**Task statement**. Check every line of the entries that follow, and copy the ones containing "icon".

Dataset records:
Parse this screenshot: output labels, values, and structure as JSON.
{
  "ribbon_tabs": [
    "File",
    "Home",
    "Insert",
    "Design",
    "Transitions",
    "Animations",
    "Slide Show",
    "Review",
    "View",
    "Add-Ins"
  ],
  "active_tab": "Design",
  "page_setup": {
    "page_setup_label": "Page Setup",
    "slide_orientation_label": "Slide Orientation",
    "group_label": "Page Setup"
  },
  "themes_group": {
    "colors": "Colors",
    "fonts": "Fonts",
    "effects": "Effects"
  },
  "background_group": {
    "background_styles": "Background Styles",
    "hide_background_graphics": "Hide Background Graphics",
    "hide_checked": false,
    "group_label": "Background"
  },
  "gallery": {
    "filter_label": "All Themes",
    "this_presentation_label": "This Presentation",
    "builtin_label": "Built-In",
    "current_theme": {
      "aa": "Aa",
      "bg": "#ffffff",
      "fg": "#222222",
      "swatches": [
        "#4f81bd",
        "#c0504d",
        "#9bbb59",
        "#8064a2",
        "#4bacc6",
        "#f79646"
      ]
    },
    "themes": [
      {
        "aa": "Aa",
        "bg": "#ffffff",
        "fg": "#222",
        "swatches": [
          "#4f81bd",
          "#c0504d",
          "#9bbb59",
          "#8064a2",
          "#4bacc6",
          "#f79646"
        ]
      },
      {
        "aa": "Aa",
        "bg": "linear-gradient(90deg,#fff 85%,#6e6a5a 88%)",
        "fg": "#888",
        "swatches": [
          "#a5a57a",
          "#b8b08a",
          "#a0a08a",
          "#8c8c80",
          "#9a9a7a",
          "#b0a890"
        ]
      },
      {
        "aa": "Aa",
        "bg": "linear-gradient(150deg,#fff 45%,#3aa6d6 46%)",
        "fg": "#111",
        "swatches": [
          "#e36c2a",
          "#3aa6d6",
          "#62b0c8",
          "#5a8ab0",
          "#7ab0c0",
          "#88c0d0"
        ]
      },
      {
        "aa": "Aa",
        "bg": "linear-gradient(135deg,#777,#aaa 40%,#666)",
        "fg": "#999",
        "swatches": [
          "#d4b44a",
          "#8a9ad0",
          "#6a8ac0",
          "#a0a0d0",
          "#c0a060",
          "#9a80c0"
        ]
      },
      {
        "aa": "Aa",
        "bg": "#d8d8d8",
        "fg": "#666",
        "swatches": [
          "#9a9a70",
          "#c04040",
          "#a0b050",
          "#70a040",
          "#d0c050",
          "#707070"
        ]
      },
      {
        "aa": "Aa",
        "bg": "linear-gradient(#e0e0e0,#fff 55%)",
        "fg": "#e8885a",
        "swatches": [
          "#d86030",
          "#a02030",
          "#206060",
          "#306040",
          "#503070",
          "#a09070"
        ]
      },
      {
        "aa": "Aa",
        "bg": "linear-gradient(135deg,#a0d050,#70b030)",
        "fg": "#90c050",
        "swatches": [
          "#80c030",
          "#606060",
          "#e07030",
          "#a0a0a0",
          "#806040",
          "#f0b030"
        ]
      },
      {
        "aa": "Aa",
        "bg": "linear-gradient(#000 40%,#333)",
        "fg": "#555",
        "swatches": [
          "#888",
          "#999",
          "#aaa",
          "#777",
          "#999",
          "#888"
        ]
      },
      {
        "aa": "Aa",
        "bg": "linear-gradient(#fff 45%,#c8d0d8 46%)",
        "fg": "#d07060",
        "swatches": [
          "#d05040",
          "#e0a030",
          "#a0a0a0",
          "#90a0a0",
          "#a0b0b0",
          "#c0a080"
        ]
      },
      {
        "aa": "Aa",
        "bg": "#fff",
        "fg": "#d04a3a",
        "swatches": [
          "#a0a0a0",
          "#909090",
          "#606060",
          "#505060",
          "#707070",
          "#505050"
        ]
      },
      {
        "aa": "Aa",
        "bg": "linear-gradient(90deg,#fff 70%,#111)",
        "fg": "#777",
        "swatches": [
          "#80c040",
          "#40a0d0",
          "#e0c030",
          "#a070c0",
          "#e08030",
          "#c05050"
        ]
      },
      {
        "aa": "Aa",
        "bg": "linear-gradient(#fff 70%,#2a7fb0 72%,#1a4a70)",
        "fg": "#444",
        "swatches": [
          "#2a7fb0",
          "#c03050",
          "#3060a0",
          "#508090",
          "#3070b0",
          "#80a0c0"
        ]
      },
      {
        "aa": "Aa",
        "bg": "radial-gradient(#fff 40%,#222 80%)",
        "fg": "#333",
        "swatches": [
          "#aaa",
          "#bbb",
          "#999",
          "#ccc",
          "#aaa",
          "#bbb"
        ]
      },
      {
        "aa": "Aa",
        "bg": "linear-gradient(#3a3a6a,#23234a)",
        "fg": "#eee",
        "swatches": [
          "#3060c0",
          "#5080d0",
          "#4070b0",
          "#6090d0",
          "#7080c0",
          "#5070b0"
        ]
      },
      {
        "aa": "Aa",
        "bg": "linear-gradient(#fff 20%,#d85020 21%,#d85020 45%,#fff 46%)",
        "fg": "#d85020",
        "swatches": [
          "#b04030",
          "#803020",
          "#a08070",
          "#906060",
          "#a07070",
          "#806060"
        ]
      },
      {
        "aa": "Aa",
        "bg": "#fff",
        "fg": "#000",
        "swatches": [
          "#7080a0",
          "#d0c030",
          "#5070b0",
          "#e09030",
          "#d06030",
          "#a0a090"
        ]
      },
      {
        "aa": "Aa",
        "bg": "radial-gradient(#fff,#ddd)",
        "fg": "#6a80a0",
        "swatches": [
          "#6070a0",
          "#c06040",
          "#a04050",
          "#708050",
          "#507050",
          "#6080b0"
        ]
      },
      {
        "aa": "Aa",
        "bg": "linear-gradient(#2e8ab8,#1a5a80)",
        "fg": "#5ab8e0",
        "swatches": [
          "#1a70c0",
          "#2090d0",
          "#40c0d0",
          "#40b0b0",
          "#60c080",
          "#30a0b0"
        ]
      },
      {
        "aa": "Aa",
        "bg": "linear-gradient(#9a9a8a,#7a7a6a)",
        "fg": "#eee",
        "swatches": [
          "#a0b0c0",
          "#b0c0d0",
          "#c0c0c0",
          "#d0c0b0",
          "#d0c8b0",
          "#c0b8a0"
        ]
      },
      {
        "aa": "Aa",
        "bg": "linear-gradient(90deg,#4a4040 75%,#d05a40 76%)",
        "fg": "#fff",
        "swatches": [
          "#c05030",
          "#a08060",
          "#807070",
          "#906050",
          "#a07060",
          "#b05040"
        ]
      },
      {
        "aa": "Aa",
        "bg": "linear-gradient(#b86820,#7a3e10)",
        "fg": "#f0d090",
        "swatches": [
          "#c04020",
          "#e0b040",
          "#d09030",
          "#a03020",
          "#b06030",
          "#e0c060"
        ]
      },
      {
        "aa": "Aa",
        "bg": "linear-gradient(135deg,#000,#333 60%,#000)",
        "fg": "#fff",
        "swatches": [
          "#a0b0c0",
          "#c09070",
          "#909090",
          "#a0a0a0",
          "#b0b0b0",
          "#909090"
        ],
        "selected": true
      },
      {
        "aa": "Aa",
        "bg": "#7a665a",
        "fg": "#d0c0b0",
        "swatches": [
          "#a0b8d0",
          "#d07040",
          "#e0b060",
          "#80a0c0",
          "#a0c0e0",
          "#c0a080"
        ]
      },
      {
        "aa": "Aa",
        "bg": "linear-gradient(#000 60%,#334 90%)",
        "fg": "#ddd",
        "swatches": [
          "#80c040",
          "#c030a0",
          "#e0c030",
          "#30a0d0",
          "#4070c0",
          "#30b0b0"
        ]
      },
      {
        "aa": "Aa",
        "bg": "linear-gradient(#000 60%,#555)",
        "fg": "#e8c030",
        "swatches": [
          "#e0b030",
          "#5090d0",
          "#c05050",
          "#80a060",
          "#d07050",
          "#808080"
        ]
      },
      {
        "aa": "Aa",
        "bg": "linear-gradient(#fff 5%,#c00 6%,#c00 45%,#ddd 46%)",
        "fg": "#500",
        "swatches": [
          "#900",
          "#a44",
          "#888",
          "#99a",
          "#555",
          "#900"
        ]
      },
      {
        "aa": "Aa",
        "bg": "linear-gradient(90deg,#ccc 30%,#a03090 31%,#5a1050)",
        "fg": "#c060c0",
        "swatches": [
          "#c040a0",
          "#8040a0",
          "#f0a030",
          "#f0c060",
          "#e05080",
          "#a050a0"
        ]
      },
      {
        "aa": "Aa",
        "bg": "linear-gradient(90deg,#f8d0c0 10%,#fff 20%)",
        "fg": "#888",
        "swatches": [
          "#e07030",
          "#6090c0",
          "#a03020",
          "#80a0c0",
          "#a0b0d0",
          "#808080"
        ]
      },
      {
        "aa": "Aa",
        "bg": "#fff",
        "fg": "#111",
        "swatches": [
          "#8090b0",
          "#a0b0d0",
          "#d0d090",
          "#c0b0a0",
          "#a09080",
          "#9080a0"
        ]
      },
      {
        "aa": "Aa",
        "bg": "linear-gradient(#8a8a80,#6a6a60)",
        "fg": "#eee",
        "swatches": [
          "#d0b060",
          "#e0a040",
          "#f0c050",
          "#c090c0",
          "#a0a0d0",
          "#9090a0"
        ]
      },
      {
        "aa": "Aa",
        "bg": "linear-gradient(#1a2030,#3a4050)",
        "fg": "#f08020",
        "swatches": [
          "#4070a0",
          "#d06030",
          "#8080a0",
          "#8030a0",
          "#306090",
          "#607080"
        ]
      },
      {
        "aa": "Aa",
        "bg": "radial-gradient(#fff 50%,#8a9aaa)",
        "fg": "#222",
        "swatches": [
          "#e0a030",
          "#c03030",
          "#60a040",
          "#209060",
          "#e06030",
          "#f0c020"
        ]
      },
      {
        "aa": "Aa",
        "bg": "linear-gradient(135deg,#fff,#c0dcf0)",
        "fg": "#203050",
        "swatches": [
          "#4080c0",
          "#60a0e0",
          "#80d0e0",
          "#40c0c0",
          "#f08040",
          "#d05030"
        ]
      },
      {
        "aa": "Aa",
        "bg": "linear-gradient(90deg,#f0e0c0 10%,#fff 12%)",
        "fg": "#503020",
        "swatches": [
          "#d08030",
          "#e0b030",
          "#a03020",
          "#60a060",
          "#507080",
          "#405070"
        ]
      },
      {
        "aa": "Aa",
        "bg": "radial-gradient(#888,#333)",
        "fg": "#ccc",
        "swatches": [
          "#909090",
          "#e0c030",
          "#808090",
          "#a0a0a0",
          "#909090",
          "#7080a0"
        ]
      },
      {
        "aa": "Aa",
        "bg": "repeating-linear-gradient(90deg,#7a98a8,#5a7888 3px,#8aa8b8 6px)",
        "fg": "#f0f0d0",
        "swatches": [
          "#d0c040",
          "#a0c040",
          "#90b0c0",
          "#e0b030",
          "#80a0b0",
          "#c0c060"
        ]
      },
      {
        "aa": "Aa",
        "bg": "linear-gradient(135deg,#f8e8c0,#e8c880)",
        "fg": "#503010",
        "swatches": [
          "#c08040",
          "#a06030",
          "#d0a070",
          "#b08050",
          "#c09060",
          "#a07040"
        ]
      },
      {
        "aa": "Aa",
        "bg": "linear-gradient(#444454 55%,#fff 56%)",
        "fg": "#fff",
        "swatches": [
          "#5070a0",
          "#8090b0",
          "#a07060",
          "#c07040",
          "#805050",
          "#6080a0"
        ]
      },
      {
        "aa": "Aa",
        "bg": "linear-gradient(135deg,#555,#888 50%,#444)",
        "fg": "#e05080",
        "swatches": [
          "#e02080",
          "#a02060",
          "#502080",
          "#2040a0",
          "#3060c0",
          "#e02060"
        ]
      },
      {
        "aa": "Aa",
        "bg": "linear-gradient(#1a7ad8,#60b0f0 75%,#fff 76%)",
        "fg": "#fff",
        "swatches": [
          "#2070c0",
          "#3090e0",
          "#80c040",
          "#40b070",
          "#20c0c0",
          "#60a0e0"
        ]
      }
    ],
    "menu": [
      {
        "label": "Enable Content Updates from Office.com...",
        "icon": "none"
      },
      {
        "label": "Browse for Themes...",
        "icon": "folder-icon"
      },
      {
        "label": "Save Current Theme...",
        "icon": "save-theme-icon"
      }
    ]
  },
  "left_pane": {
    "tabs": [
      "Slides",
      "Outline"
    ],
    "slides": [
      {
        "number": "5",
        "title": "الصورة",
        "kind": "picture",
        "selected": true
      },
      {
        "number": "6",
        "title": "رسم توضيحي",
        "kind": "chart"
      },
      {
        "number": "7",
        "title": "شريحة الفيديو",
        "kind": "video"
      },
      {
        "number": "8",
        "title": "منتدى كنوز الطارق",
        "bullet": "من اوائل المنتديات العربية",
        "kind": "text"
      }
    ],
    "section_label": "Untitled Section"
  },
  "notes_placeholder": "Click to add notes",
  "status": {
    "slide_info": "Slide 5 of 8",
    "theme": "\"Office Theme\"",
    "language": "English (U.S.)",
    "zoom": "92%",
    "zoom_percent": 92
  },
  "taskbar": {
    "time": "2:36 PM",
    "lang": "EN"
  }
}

**Answer to this exercise**.
        "icon": "none"
        "icon": "folder-icon"
        "icon": "save-theme-icon"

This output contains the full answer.